Make an exact copy of the entries below.

..............................

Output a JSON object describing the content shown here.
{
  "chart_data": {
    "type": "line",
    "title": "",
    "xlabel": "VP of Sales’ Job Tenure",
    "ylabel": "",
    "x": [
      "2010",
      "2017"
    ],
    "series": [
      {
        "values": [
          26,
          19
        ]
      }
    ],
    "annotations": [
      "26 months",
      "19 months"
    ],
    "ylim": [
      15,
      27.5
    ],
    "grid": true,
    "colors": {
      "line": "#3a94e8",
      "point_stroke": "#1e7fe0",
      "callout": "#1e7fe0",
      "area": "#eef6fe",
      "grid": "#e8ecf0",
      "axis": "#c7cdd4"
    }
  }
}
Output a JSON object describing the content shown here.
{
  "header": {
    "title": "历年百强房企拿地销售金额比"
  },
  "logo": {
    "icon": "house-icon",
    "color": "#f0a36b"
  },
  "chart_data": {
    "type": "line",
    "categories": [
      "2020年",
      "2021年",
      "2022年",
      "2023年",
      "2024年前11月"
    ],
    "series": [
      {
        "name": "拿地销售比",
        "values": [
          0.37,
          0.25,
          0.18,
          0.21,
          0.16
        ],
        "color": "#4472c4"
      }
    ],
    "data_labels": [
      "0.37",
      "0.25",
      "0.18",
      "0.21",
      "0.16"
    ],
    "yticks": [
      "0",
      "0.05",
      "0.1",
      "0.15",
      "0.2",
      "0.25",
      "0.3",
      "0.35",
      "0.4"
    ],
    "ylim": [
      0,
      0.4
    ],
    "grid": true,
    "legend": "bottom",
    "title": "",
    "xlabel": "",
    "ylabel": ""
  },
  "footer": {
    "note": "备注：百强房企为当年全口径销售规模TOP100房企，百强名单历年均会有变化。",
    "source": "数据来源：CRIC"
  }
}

..............................

## Exercise output
Output a JSON object describing the content shown here.
{
  "chart_data": {
    "type": "line",
    "title": "",
    "xlabel": "VP of Sales’ Job Tenure",
    "ylabel": "",
    "x": [
      "2010",
      "2017"
    ],
    "series": [
      {
        "values": [
          26,
          19
        ]
      }
    ],
    "annotations": [
      "26 months",
      "19 months"
    ],
    "ylim": [
      15,
      27.5
    ],
    "grid": true,
    "colors": {
      "line": "#3a94e8",
      "point_stroke": "#1e7fe0",
      "callout": "#1e7fe0",
      "area": "#eef6fe",
      "grid": "#e8ecf0",
      "axis": "#c7cdd4"
    }
  }
}
Output a JSON object describing the content shown here.
{
  "header": {
    "title": "历年百强房企拿地销售金额比"
  },
  "logo": {
    "icon": "house-icon",
    "color": "#f0a36b"
  },
  "chart_data": {
    "type": "line",
    "categories": [
      "2020年",
      "2021年",
      "2022年",
      "2023年",
      "2024年前11月"
    ],
    "series": [
      {
        "name": "拿地销售比",
        "values": [
          0.37,
          0.25,
          0.18,
          0.21,
          0.16
        ],
        "color": "#4472c4"
      }
    ],
    "data_labels": [
      "0.37",
      "0.25",
      "0.18",
      "0.21",
      "0.16"
    ],
    "yticks": [
      "0",
      "0.05",
      "0.1",
      "0.15",
      "0.2",
      "0.25",
      "0.3",
      "0.35",
      "0.4"
    ],
    "ylim": [
      0,
      0.4
    ],
    "grid": true,
    "legend": "bottom",
    "title": "",
    "xlabel": "",
    "ylabel": ""
  },
  "footer": {
    "note": "备注：百强房企为当年全口径销售规模TOP100房企，百强名单历年均会有变化。",
    "source": "数据来源：CRIC"
  }
}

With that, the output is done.